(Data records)
•••••

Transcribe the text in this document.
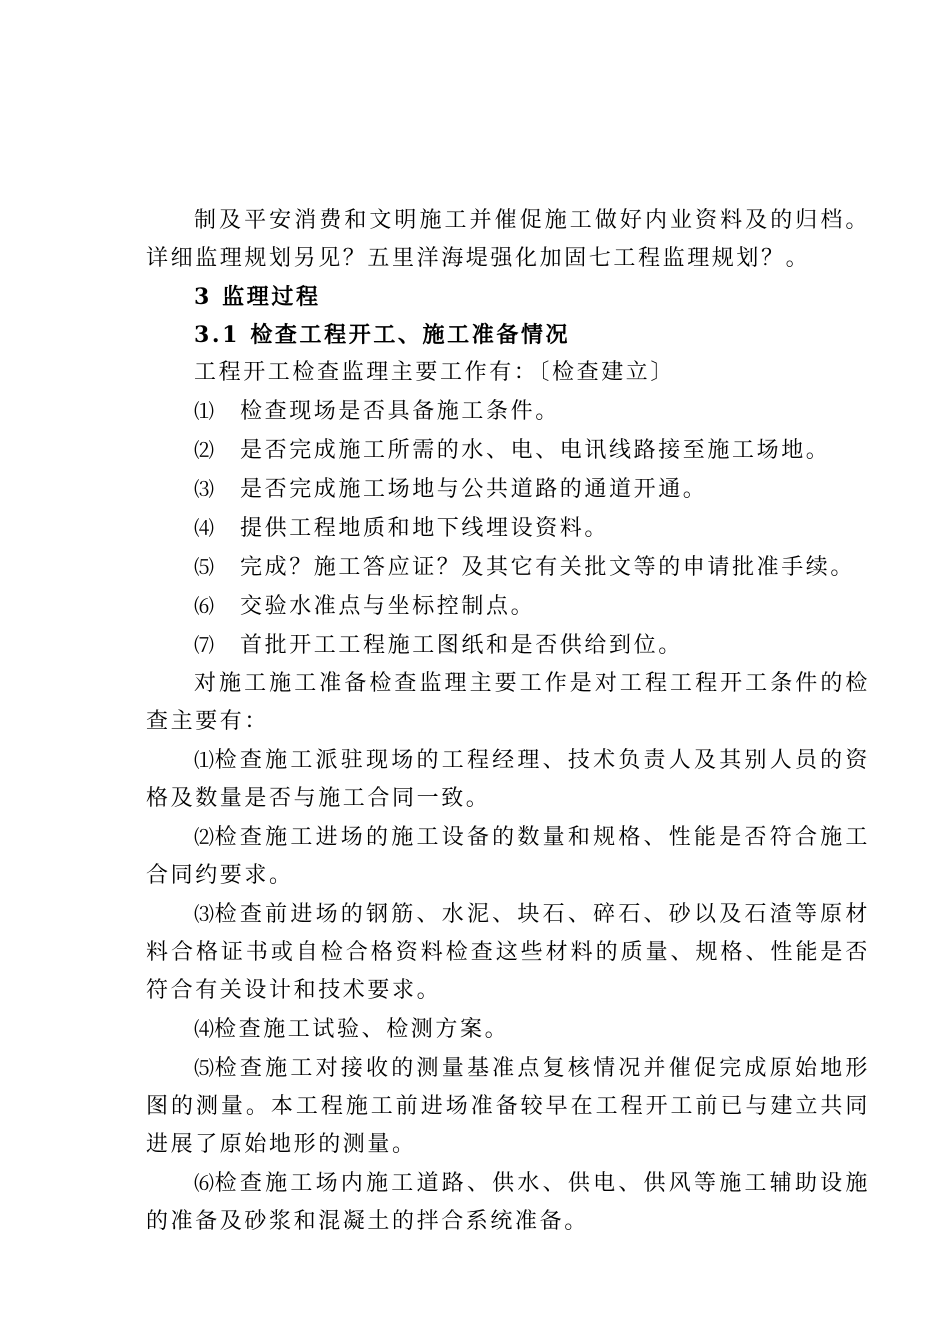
制及平安消费和文明施工并催促施工做好内业资料及的归档。详细监理规划另见？五里洋海堤强化加固七工程监理规划？。

3 监理过程

3.1 检查工程开工、施工准备情况

工程开工检查监理主要工作有：〔检查建立〕

⑴ 检查现场是否具备施工条件。

⑵ 是否完成施工所需的水、电、电讯线路接至施工场地。

⑶ 是否完成施工场地与公共道路的通道开通。

⑷ 提供工程地质和地下线埋设资料。

⑸ 完成？施工答应证？及其它有关批文等的申请批准手续。

⑹ 交验水准点与坐标控制点。

⑺ 首批开工工程施工图纸和是否供给到位。

对施工施工准备检查监理主要工作是对工程工程开工条件的检查主要有：

⑴检查施工派驻现场的工程经理、技术负责人及其别人员的资格及数量是否与施工合同一致。

⑵检查施工进场的施工设备的数量和规格、性能是否符合施工合同约要求。

⑶检查前进场的钢筋、水泥、块石、碎石、砂以及石渣等原材料合格证书或自检合格资料检查这些材料的质量、规格、性能是否符合有关设计和技术要求。

⑷检查施工试验、检测方案。

⑸检查施工对接收的测量基准点复核情况并催促完成原始地形图的测量。本工程施工前进场准备较早在工程开工前已与建立共同进展了原始地形的测量。

⑹检查施工场内施工道路、供水、供电、供风等施工辅助设施的准备及砂浆和混凝土的拌合系统准备。
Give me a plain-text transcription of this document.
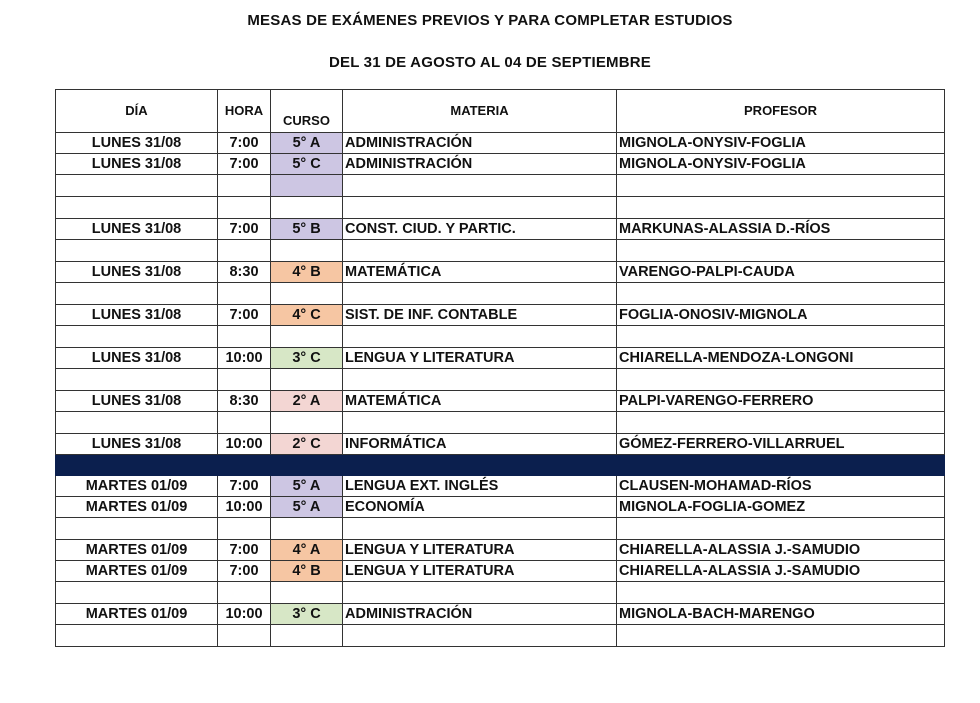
MESAS DE EXÁMENES PREVIOS Y PARA COMPLETAR ESTUDIOS
DEL 31 DE AGOSTO AL 04 DE SEPTIEMBRE
DÍA	HORA	CURSO	MATERIA	PROFESOR
LUNES 31/08	7:00	5° A	ADMINISTRACIÓN	MIGNOLA-ONYSIV-FOGLIA
LUNES 31/08	7:00	5° C	ADMINISTRACIÓN	MIGNOLA-ONYSIV-FOGLIA

LUNES 31/08	7:00	5° B	CONST. CIUD. Y PARTIC.	MARKUNAS-ALASSIA D.-RÍOS

LUNES 31/08	8:30	4° B	MATEMÁTICA	VARENGO-PALPI-CAUDA

LUNES 31/08	7:00	4° C	SIST. DE INF. CONTABLE	FOGLIA-ONOSIV-MIGNOLA

LUNES 31/08	10:00	3° C	LENGUA Y LITERATURA	CHIARELLA-MENDOZA-LONGONI

LUNES 31/08	8:30	2° A	MATEMÁTICA	PALPI-VARENGO-FERRERO

LUNES 31/08	10:00	2° C	INFORMÁTICA	GÓMEZ-FERRERO-VILLARRUEL

MARTES 01/09	7:00	5° A	LENGUA EXT. INGLÉS	CLAUSEN-MOHAMAD-RÍOS
MARTES 01/09	10:00	5° A	ECONOMÍA	MIGNOLA-FOGLIA-GOMEZ

MARTES 01/09	7:00	4° A	LENGUA Y LITERATURA	CHIARELLA-ALASSIA J.-SAMUDIO
MARTES 01/09	7:00	4° B	LENGUA Y LITERATURA	CHIARELLA-ALASSIA J.-SAMUDIO

MARTES 01/09	10:00	3° C	ADMINISTRACIÓN	MIGNOLA-BACH-MARENGO
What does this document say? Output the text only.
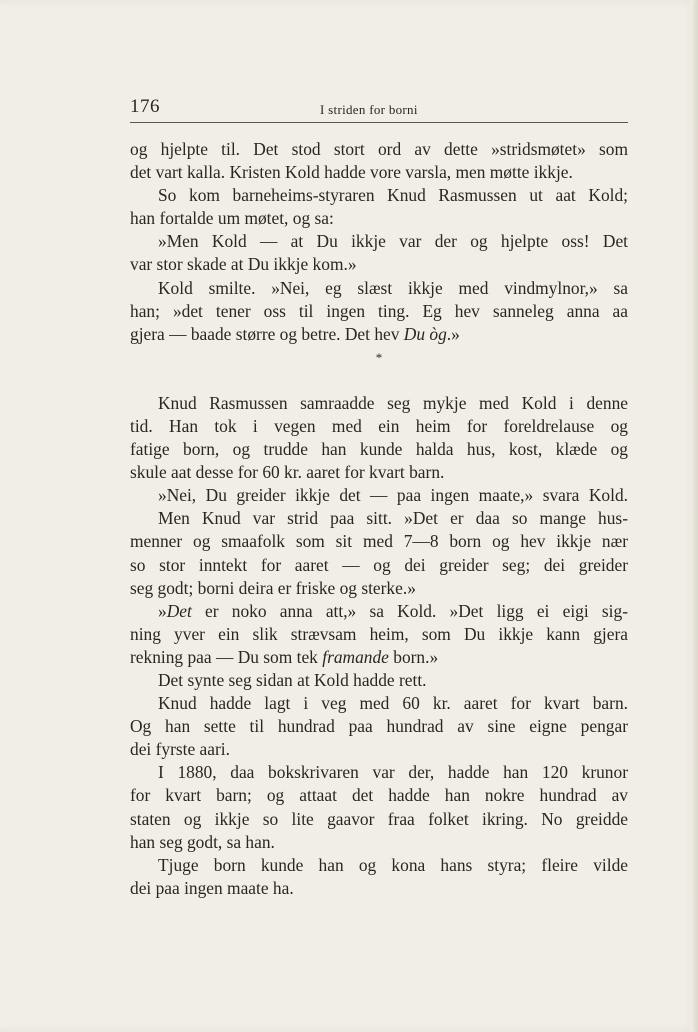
176	I striden for borni
og hjelpte til. Det stod stort ord av dette »stridsmøtet» som
det vart kalla. Kristen Kold hadde vore varsla, men møtte ikkje.
So kom barneheims-styraren Knud Rasmussen ut aat Kold;
han fortalde um møtet, og sa:
»Men Kold — at Du ikkje var der og hjelpte oss! Det
var stor skade at Du ikkje kom.»
Kold smilte. »Nei, eg slæst ikkje med vindmylnor,» sa
han; »det tener oss til ingen ting. Eg hev sanneleg anna aa
gjera — baade større og betre. Det hev Du òg.»
*
Knud Rasmussen samraadde seg mykje med Kold i denne
tid. Han tok i vegen med ein heim for foreldrelause og
fatige born, og trudde han kunde halda hus, kost, klæde og
skule aat desse for 60 kr. aaret for kvart barn.
»Nei, Du greider ikkje det — paa ingen maate,» svara Kold.
Men Knud var strid paa sitt. »Det er daa so mange hus-
menner og smaafolk som sit med 7—8 born og hev ikkje nær
so stor inntekt for aaret — og dei greider seg; dei greider
seg godt; borni deira er friske og sterke.»
»Det er noko anna att,» sa Kold. »Det ligg ei eigi sig-
ning yver ein slik strævsam heim, som Du ikkje kann gjera
rekning paa — Du som tek framande born.»
Det synte seg sidan at Kold hadde rett.
Knud hadde lagt i veg med 60 kr. aaret for kvart barn.
Og han sette til hundrad paa hundrad av sine eigne pengar
dei fyrste aari.
I 1880, daa bokskrivaren var der, hadde han 120 krunor
for kvart barn; og attaat det hadde han nokre hundrad av
staten og ikkje so lite gaavor fraa folket ikring. No greidde
han seg godt, sa han.
Tjuge born kunde han og kona hans styra; fleire vilde
dei paa ingen maate ha.
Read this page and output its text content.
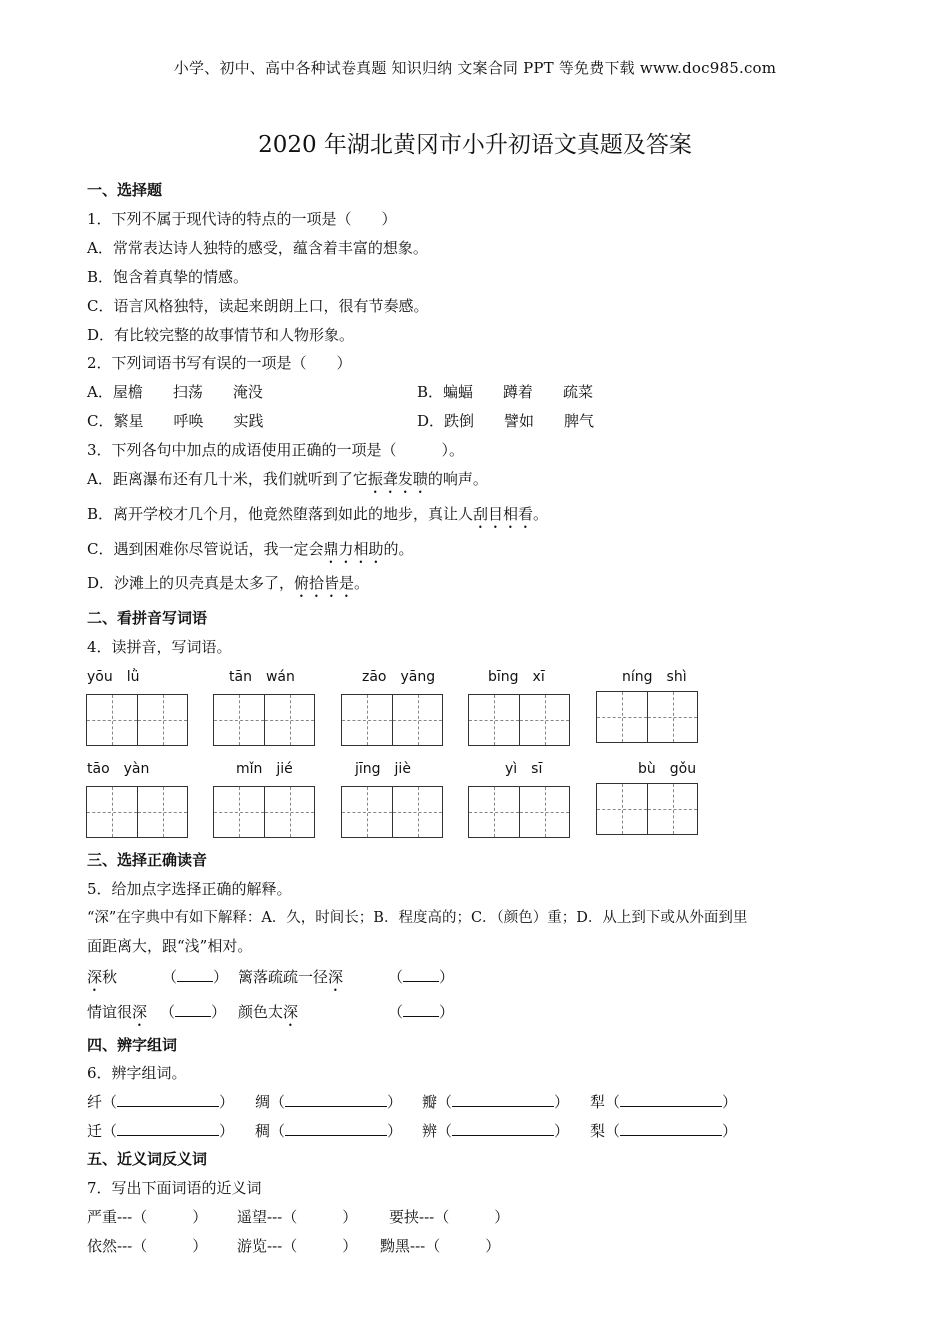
小学、初中、高中各种试卷真题 知识归纳 文案合同 PPT 等免费下载 www.doc985.com
2020 年湖北黄冈市小升初语文真题及答案
一、选择题
1．下列不属于现代诗的特点的一项是（　　）
A．常常表达诗人独特的感受，蕴含着丰富的想象。
B．饱含着真挚的情感。
C．语言风格独特，读起来朗朗上口，很有节奏感。
D．有比较完整的故事情节和人物形象。
2．下列词语书写有误的一项是（　　）
A．屋檐　　扫荡　　淹没	B．蝙蝠　　蹲着　　疏菜
C．繁星　　呼唤　　实践	D．跌倒　　譬如　　脾气
3．下列各句中加点的成语使用正确的一项是（　　　）。
A．距离瀑布还有几十米，我们就听到了它振聋发聩的响声。
B．离开学校才几个月，他竟然堕落到如此的地步，真让人刮目相看。
C．遇到困难你尽管说话，我一定会鼎力相助的。
D．沙滩上的贝壳真是太多了，俯拾皆是。
二、看拼音写词语
4．读拼音，写词语。
yōu　lǜ	tān　wán	zāo　yāng	bīng　xī	níng　shì
tāo　yàn	mǐn　jié	jīng　jiè	yì　sī	bù　gǒu
三、选择正确读音
5．给加点字选择正确的解释。
“深”在字典中有如下解释：A．久，时间长；B．程度高的；C．（颜色）重；D．从上到下或从外面到里
面距离大，跟“浅”相对。
深秋	（ ） 篱落疏疏一径深	（ ）
情谊很深 （ ） 颜色太深	（ ）
四、辨字组词
6．辨字组词。
纤（	） 绸（	） 瓣（	） 犁（	）
迁（	） 稠（	） 辨（	） 梨（	）
五、近义词反义词
7．写出下面词语的近义词
严重---（　　　） 遥望---（　　　） 要挟---（　　　）
依然---（　　　） 游览---（　　　） 黝黑---（　　　）
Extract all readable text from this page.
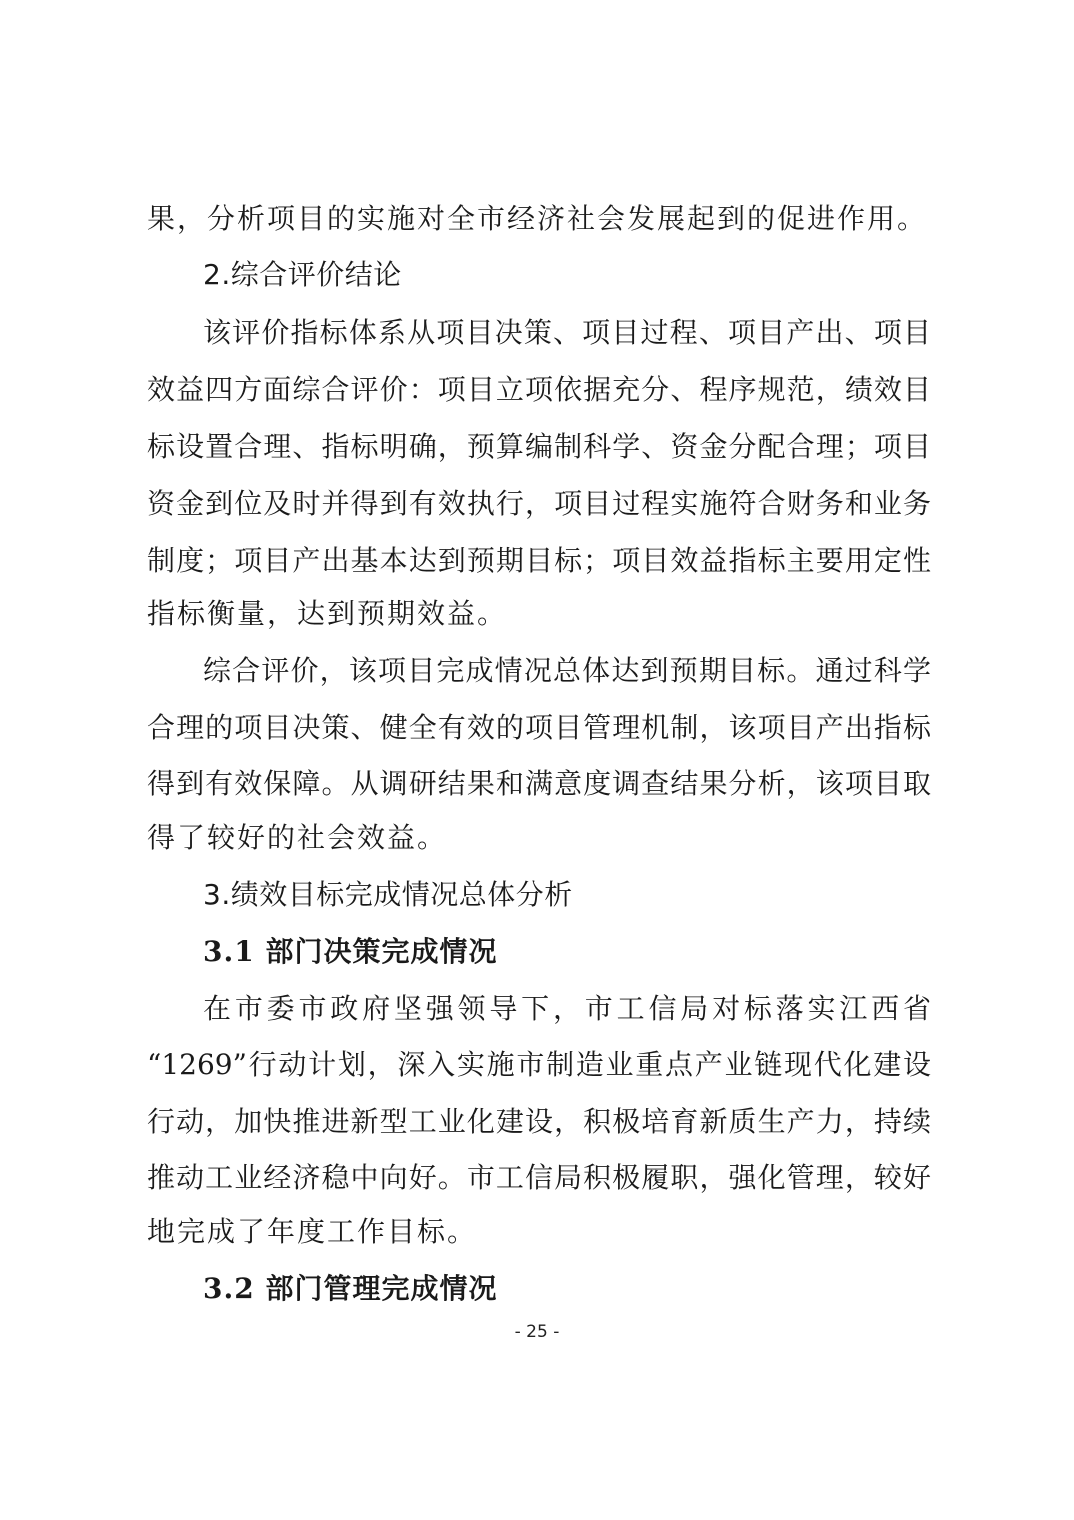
果，分析项目的实施对全市经济社会发展起到的促进作用。
2.综合评价结论
该评价指标体系从项目决策、项目过程、项目产出、项目
效益四方面综合评价：项目立项依据充分、程序规范，绩效目
标设置合理、指标明确，预算编制科学、资金分配合理；项目
资金到位及时并得到有效执行，项目过程实施符合财务和业务
制度；项目产出基本达到预期目标；项目效益指标主要用定性
指标衡量，达到预期效益。
综合评价，该项目完成情况总体达到预期目标。通过科学
合理的项目决策、健全有效的项目管理机制，该项目产出指标
得到有效保障。从调研结果和满意度调查结果分析，该项目取
得了较好的社会效益。
3.绩效目标完成情况总体分析
3.1 部门决策完成情况
在市委市政府坚强领导下，市工信局对标落实江西省
“1269”行动计划，深入实施市制造业重点产业链现代化建设
行动，加快推进新型工业化建设，积极培育新质生产力，持续
推动工业经济稳中向好。市工信局积极履职，强化管理，较好
地完成了年度工作目标。
3.2 部门管理完成情况
- 25 -
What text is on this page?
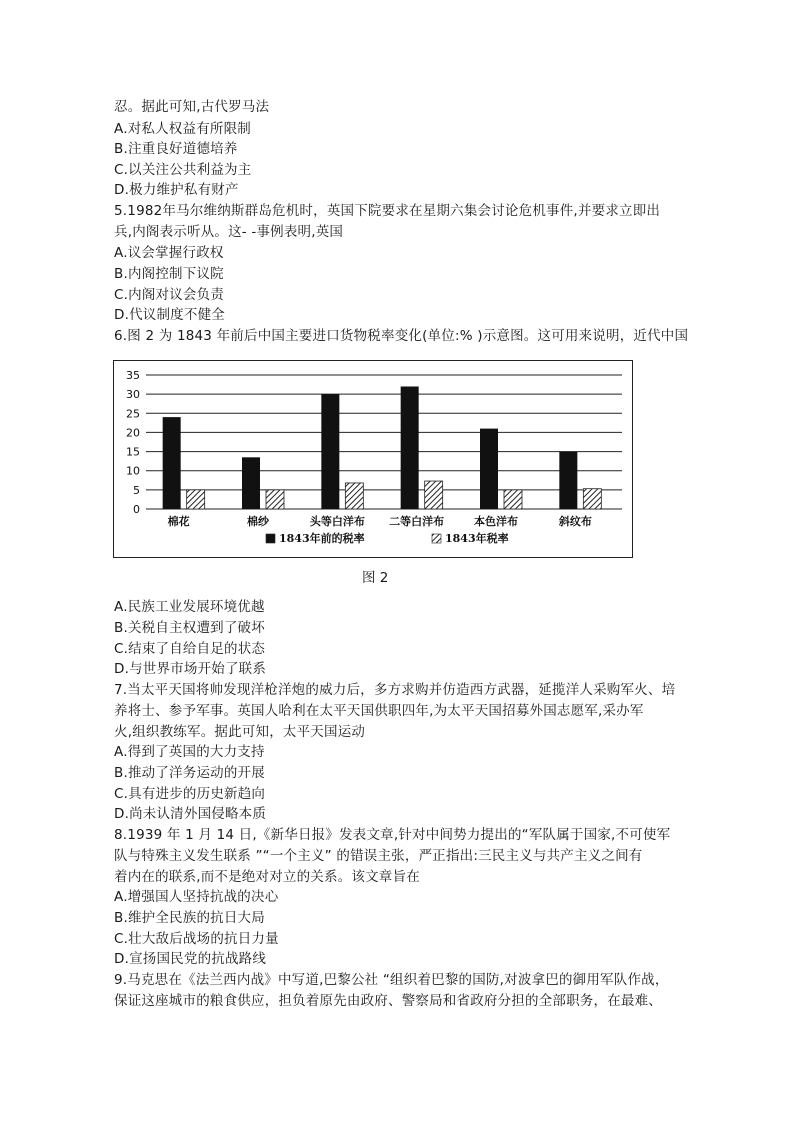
忍。据此可知,古代罗马法
A.对私人权益有所限制
B.注重良好道德培养
C.以关注公共利益为主
D.极力维护私有财产
5.1982年马尔维纳斯群岛危机时，英国下院要求在星期六集会讨论危机事件,并要求立即出
兵,内阁表示听从。这- -事例表明,英国
A.议会掌握行政权
B.内阁控制下议院
C.内阁对议会负责
D.代议制度不健全
6.图 2 为 1843 年前后中国主要进口货物税率变化(单位:% )示意图。这可用来说明，近代中国
0
5
10
15
20
25
30
35
棉花	棉纱	头等白洋布 二等白洋布	本色洋布	斜纹布
1843年前的税率	1843年税率
图 2
A.民族工业发展环境优越
B.关税自主权遭到了破坏
C.结束了自给自足的状态
D.与世界市场开始了联系
7.当太平天国将帅发现洋枪洋炮的威力后，多方求购并仿造西方武器，延揽洋人采购军火、培
养将士、参予军事。英国人哈利在太平天国供职四年,为太平天国招募外国志愿军,采办军
火,组织教练军。据此可知，太平天国运动
A.得到了英国的大力支持
B.推动了洋务运动的开展
C.具有进步的历史新趋向
D.尚未认清外国侵略本质
8.1939 年 1 月 14 日,《新华日报》发表文章,针对中间势力提出的“军队属于国家,不可使军
队与特殊主义发生联系 ”“一个主义” 的错误主张，严正指出:三民主义与共产主义之间有
着内在的联系,而不是绝对对立的关系。该文章旨在
A.增强国人坚持抗战的决心
B.维护全民族的抗日大局
C.壮大敌后战场的抗日力量
D.宣扬国民党的抗战路线
9.马克思在《法兰西内战》中写道,巴黎公社 “组织着巴黎的国防,对波拿巴的御用军队作战，
保证这座城市的粮食供应，担负着原先由政府、警察局和省政府分担的全部职务，在最难、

•••••

## WORK REQUIRED
Go through the records above and copy every line with the word "hundrad".

## SOLUTION TO THIS TASK
Og han sette til hundrad paa hundrad av sine eigne pengar
for kvart barn; og attaat det hadde han nokre hundrad av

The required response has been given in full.